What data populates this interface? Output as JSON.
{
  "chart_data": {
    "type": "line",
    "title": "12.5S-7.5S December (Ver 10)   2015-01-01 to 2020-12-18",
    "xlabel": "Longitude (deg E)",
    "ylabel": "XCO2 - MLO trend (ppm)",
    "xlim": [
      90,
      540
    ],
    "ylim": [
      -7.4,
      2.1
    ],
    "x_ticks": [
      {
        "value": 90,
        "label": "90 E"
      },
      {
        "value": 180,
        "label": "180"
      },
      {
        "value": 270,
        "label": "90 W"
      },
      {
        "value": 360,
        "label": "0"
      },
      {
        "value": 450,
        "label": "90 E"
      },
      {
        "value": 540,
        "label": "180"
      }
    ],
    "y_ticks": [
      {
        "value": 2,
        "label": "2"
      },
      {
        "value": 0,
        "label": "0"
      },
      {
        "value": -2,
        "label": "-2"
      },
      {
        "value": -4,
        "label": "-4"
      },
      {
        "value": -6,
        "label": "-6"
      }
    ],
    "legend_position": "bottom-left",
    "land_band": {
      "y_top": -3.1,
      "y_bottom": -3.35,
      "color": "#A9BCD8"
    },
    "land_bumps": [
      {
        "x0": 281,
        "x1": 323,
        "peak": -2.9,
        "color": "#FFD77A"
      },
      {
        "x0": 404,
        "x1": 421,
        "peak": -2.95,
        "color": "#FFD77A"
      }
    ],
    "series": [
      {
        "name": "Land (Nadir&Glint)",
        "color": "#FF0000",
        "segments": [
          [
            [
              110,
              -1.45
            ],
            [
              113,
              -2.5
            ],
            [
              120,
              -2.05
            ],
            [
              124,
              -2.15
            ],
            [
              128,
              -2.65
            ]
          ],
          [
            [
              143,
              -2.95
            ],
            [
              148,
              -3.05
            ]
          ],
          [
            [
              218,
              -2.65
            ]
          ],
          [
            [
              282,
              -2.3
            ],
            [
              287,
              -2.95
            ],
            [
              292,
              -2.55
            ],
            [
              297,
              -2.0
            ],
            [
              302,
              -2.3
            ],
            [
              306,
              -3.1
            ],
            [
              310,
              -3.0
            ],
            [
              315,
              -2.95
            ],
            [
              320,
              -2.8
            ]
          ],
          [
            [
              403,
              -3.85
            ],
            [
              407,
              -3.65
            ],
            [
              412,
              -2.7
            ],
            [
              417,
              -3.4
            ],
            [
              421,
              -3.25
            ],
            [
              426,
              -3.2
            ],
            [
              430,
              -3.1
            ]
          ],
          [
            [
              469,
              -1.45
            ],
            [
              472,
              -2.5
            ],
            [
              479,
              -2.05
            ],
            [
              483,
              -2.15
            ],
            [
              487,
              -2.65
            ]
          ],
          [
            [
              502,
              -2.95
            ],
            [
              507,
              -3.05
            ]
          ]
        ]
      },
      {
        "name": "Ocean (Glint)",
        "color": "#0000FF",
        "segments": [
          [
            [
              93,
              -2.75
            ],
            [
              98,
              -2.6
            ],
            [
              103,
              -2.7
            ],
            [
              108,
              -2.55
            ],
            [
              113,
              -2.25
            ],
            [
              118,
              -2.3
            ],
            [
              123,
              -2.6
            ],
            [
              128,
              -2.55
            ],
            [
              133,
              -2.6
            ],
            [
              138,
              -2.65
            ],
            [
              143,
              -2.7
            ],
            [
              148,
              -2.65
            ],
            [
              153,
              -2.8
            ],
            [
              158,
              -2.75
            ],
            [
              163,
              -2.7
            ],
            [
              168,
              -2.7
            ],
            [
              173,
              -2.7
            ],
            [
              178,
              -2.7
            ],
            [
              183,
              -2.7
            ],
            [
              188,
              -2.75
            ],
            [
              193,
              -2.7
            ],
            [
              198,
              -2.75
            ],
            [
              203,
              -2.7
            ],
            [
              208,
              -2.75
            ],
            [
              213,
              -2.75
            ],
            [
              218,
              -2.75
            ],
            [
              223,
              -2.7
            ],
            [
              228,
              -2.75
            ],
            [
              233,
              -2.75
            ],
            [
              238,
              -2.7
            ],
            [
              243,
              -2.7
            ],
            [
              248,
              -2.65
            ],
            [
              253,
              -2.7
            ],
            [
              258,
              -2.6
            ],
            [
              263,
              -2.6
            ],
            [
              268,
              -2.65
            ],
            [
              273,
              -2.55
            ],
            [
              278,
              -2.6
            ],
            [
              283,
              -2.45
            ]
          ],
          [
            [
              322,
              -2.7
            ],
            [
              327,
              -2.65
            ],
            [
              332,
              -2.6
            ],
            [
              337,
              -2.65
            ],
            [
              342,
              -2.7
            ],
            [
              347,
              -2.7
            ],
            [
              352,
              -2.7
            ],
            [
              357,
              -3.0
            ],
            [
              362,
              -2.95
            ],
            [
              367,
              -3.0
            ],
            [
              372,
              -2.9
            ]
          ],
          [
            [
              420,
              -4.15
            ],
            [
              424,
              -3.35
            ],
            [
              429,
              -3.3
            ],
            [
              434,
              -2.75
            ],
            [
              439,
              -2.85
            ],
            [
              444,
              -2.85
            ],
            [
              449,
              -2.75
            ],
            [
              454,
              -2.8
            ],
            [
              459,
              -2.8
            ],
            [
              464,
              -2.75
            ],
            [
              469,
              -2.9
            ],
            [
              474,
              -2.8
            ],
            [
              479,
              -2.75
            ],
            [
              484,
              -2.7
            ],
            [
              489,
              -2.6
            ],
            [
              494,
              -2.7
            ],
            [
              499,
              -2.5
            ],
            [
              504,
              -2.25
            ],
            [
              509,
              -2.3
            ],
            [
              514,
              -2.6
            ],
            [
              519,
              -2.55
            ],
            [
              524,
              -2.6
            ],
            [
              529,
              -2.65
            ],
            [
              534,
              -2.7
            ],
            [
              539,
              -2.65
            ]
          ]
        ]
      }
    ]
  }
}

Challenge
Compute how many lines include the string "name", then give that number by itself.

Result of this task
2